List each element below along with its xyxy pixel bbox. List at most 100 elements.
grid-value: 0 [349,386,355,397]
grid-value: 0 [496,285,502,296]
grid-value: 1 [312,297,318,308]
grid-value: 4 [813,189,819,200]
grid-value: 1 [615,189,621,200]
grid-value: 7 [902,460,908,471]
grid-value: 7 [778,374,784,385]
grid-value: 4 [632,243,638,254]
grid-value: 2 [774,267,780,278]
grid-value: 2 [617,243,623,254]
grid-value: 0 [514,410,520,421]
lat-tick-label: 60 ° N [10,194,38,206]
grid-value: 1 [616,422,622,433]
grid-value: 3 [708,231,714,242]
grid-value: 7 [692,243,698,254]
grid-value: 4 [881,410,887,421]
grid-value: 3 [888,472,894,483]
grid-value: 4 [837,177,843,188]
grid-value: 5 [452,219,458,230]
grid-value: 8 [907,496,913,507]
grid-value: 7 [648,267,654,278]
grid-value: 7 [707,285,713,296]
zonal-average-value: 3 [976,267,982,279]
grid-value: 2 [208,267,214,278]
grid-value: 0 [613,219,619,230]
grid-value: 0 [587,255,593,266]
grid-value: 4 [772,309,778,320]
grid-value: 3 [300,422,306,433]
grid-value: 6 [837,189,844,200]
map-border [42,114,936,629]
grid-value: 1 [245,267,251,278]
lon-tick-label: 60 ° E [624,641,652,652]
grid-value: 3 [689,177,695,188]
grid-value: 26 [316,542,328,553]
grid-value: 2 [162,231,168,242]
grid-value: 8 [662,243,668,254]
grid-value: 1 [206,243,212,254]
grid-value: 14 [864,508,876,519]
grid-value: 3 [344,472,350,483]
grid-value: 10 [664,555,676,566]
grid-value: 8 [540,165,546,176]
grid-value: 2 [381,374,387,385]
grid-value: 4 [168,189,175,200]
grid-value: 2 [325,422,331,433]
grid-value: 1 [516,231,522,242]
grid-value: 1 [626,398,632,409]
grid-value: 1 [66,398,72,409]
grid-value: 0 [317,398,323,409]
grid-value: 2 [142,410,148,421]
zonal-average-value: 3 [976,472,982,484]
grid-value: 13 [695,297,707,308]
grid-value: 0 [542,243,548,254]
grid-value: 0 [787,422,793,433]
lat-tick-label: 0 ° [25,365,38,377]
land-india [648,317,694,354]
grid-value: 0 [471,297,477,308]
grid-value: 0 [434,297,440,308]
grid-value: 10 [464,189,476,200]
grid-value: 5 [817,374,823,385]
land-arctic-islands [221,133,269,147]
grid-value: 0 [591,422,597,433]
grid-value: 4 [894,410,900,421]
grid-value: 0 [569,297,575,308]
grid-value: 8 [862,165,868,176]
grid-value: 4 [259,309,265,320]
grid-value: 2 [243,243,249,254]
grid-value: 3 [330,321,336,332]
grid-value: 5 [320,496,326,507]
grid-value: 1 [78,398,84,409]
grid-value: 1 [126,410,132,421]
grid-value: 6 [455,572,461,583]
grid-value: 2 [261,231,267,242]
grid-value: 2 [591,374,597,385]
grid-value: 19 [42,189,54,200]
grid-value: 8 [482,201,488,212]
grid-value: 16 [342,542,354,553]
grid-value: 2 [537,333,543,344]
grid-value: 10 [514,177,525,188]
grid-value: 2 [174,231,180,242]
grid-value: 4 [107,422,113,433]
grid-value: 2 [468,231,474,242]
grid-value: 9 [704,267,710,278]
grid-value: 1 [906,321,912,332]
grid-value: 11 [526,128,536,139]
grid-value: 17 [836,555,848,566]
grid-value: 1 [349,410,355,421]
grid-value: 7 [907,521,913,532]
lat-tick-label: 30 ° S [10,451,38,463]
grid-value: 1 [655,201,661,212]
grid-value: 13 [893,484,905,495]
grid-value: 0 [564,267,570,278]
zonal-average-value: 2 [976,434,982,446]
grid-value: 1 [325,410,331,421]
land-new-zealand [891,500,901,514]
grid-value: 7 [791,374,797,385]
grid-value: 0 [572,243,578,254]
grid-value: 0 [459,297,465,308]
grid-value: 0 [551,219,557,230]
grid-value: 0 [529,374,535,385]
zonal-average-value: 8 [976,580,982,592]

--*--

**CHALLENGE**
Format the entries as a JSON list of strings, one string per line and no blank lines, starting with the first line and going on through the line containing "grid-value: 7 [692,243,698,254]".

**FULL ANSWER**
[
  "List each element below along with its xyxy pixel bbox. List at most 100 elements.",
  "grid-value: 0 [349,386,355,397]",
  "grid-value: 0 [496,285,502,296]",
  "grid-value: 1 [312,297,318,308]",
  "grid-value: 4 [813,189,819,200]",
  "grid-value: 1 [615,189,621,200]",
  "grid-value: 7 [902,460,908,471]",
  "grid-value: 7 [778,374,784,385]",
  "grid-value: 4 [632,243,638,254]",
  "grid-value: 2 [774,267,780,278]",
  "grid-value: 2 [617,243,623,254]",
  "grid-value: 0 [514,410,520,421]",
  "lat-tick-label: 60 ° N [10,194,38,206]",
  "grid-value: 1 [616,422,622,433]",
  "grid-value: 3 [708,231,714,242]",
  "grid-value: 7 [692,243,698,254]"
]